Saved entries
• • • • • • •

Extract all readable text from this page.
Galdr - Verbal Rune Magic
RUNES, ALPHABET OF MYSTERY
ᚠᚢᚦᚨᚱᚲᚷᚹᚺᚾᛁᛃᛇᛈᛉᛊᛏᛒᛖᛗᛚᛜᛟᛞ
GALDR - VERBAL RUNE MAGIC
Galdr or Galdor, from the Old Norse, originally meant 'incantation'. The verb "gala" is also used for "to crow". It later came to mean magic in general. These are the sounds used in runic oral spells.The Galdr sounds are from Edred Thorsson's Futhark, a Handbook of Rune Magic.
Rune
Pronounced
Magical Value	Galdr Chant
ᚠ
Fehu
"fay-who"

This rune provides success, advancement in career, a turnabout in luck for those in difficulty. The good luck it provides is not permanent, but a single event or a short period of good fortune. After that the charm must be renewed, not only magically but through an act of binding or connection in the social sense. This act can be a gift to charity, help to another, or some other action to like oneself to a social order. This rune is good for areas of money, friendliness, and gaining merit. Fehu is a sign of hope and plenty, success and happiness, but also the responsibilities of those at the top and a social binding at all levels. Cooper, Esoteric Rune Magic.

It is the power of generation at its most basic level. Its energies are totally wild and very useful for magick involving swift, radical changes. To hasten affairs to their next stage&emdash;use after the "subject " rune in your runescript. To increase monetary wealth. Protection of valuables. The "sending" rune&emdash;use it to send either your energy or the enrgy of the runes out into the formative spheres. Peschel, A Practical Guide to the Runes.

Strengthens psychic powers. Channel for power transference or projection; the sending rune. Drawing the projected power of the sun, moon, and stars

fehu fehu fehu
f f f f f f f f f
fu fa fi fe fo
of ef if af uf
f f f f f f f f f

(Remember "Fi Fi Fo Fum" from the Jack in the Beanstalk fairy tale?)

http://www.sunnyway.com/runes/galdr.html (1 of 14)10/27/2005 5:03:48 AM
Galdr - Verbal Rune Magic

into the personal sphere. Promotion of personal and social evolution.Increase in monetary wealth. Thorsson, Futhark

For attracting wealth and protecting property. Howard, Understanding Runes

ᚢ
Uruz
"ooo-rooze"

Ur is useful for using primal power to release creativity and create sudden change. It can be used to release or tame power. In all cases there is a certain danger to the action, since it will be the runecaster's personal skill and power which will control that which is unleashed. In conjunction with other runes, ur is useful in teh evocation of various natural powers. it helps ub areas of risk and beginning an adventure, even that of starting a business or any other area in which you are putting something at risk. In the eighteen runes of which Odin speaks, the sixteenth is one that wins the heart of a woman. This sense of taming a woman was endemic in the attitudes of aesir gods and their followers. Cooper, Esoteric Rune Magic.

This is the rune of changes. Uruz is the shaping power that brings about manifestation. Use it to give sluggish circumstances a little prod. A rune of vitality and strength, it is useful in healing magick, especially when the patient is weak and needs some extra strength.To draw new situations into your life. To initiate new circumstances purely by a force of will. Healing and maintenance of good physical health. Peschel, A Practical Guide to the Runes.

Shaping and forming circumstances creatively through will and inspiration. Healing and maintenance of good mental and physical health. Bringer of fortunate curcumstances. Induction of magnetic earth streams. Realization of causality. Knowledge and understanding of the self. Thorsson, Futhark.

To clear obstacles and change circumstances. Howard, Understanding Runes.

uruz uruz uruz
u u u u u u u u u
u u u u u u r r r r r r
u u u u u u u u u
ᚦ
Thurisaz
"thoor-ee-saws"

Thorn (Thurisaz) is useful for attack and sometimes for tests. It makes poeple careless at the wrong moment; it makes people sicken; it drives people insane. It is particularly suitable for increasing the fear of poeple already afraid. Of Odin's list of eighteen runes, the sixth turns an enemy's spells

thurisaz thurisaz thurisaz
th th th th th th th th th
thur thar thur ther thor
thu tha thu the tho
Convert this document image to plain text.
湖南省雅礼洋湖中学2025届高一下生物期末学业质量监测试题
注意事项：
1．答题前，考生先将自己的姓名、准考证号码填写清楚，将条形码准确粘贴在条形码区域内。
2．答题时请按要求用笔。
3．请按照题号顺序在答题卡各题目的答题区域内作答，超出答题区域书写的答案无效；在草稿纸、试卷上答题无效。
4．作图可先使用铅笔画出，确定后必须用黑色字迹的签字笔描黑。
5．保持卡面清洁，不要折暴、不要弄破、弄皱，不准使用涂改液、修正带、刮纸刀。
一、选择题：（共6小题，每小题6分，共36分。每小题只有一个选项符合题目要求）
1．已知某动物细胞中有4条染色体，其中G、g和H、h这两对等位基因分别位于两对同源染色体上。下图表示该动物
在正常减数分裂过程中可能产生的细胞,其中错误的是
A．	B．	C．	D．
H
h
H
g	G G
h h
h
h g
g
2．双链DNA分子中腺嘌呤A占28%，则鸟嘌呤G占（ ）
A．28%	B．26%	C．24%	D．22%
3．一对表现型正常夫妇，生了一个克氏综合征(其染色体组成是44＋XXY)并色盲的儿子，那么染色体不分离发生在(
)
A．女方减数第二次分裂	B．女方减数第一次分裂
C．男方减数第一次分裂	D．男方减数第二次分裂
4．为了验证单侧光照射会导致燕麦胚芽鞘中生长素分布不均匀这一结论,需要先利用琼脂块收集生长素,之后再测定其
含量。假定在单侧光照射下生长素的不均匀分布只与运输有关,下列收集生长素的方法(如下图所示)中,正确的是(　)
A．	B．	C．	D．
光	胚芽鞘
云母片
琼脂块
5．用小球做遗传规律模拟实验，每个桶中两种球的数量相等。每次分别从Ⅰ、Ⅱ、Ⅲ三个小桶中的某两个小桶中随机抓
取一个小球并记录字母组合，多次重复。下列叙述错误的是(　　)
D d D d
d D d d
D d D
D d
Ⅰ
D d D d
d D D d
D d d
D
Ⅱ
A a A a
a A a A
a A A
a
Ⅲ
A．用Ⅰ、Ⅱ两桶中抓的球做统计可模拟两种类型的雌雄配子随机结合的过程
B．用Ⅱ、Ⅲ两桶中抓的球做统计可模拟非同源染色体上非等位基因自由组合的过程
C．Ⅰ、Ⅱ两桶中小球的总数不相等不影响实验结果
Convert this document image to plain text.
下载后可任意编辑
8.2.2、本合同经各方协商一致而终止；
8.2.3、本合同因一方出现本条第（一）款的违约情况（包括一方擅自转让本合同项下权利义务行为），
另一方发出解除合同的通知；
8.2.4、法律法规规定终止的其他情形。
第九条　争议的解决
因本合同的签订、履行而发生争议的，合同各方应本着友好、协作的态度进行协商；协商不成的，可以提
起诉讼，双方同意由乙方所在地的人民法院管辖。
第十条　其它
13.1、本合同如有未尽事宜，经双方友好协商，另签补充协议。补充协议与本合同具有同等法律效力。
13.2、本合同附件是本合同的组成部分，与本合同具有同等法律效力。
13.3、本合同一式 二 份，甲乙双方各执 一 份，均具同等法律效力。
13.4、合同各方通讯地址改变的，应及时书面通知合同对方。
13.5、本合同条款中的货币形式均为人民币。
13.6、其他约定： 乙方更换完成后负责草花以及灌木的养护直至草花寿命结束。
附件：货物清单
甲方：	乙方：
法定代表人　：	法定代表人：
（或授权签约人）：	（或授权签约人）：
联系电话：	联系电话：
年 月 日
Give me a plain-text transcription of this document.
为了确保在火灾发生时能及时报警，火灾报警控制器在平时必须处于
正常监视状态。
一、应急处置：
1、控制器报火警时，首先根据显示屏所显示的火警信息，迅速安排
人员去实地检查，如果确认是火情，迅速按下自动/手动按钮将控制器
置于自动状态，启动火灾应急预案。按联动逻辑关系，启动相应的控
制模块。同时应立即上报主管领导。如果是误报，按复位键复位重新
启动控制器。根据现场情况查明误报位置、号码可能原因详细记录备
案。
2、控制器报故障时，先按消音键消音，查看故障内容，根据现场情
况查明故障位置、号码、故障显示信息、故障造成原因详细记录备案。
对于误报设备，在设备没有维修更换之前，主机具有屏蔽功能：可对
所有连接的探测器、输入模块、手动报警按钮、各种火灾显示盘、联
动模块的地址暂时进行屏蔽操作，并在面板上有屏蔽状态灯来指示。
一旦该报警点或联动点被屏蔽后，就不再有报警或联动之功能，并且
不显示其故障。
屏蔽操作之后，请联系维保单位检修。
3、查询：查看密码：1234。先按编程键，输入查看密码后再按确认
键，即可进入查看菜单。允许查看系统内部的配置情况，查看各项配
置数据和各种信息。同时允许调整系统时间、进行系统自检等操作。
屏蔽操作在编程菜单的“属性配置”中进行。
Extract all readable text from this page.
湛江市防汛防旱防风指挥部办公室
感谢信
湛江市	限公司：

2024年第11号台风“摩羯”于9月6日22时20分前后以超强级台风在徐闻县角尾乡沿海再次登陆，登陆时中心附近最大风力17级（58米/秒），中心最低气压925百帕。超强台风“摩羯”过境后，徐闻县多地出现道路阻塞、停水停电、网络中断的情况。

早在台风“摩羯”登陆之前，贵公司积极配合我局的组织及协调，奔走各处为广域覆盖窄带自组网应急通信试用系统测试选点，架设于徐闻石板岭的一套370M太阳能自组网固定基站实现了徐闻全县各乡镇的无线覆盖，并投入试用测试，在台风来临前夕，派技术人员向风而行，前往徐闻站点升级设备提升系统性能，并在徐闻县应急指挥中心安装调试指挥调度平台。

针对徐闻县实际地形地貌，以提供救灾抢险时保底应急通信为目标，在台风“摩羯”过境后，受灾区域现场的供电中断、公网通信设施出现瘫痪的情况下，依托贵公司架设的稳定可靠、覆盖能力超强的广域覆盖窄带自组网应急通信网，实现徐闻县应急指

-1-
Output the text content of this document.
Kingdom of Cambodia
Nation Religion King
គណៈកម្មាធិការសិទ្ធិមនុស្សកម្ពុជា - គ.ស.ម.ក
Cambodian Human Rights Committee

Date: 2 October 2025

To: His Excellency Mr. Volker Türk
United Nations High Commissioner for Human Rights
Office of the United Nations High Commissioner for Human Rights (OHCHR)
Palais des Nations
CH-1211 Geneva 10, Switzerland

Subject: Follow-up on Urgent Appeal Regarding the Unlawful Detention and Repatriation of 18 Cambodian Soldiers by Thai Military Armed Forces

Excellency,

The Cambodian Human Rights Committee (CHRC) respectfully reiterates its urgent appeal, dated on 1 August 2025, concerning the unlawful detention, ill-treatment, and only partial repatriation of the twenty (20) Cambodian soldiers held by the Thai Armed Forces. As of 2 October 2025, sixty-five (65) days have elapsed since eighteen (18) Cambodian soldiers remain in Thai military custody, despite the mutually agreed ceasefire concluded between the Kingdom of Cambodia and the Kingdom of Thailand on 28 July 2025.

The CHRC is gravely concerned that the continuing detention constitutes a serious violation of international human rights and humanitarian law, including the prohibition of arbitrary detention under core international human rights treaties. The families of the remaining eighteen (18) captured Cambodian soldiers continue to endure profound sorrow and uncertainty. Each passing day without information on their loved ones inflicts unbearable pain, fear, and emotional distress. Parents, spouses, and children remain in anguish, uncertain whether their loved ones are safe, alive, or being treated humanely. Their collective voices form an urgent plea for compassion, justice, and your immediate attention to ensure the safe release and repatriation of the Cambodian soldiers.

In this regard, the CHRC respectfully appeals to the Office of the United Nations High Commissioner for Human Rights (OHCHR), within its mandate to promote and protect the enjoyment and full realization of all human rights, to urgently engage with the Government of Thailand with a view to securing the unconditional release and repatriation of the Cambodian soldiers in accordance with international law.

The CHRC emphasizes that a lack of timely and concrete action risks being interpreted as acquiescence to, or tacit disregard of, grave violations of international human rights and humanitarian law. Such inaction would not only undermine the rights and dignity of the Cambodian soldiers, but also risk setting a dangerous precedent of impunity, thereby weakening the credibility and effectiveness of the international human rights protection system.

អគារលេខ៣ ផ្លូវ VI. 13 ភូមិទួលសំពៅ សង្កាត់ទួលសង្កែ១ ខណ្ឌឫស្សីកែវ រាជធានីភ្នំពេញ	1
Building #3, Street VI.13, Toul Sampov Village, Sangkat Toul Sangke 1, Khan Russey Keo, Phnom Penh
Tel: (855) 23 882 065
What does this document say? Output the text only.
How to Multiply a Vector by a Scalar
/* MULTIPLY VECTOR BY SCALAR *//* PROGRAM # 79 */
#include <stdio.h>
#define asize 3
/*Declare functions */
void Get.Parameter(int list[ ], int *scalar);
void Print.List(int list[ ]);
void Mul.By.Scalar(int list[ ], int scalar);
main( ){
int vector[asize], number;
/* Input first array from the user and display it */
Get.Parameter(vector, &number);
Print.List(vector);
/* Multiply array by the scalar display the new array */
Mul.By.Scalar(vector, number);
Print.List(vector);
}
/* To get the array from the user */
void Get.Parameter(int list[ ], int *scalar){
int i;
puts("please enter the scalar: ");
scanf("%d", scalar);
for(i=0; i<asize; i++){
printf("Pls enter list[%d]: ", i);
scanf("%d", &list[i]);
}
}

• • • • • • •

**REQUIREMENT:**
Which lines of the data above contain "Excellency"? Copy each one.

**TASK OUTPUT:**
To: His Excellency Mr. Volker Türk
Excellency,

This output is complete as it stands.